--- START OF DATASET ENTRIES ---
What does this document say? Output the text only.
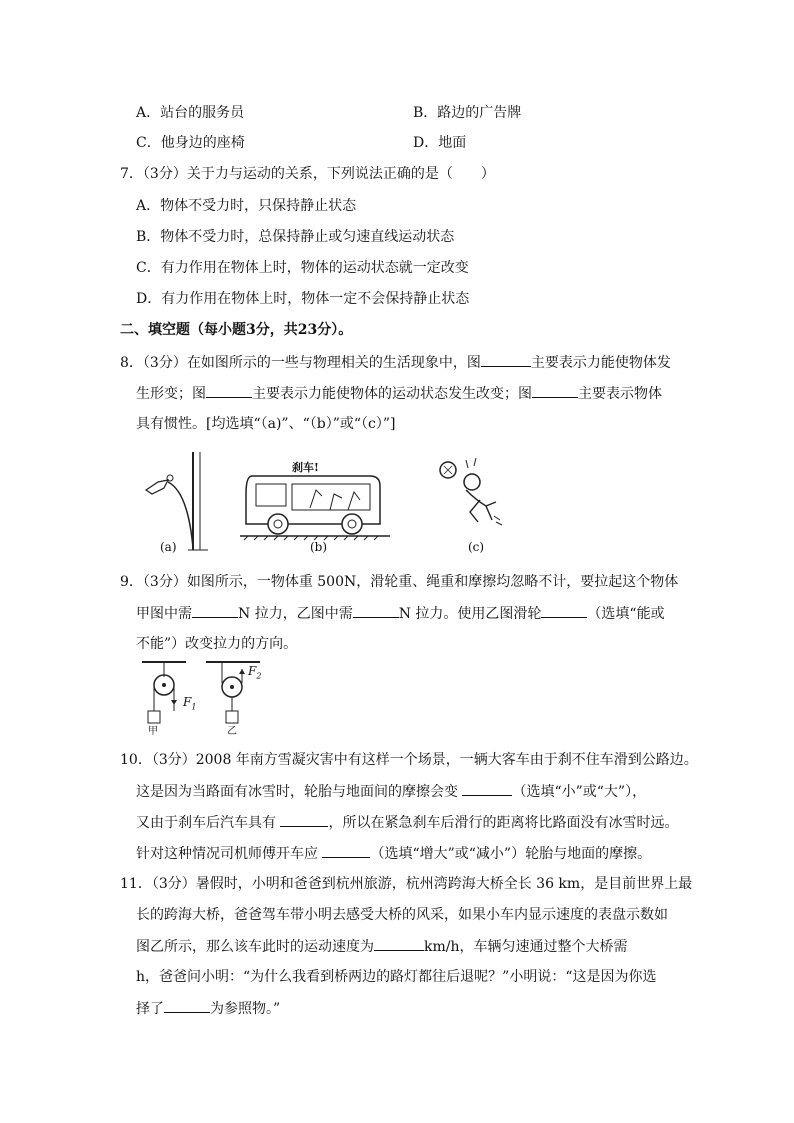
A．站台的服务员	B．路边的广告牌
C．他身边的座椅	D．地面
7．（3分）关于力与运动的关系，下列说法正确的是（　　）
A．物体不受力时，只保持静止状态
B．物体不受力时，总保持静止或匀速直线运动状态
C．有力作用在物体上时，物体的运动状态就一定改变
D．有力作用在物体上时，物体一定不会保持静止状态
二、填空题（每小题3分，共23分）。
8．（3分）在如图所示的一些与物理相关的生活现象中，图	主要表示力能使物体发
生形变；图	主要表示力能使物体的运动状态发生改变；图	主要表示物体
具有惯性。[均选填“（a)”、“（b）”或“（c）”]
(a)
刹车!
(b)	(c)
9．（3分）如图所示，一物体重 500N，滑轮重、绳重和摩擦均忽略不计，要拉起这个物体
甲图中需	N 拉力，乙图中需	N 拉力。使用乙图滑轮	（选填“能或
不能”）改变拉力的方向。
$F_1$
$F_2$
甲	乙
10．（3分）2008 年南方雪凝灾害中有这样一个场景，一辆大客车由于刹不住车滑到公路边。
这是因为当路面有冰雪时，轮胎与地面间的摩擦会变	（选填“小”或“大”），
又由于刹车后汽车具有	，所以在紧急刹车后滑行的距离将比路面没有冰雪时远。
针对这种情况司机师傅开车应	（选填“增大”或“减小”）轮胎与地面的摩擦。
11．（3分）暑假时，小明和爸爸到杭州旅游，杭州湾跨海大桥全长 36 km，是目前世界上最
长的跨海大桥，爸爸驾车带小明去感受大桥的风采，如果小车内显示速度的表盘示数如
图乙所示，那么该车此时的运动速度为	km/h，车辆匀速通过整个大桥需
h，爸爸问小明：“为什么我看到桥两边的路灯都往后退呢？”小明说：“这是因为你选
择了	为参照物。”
--- END OF DATASET ENTRIES ---
**REQUIREMENT**
Each line that contains the string "物体不受力时" counts once; report how many such lines the entries have, giving only the number.

**EXERCISE RESPONSE**
2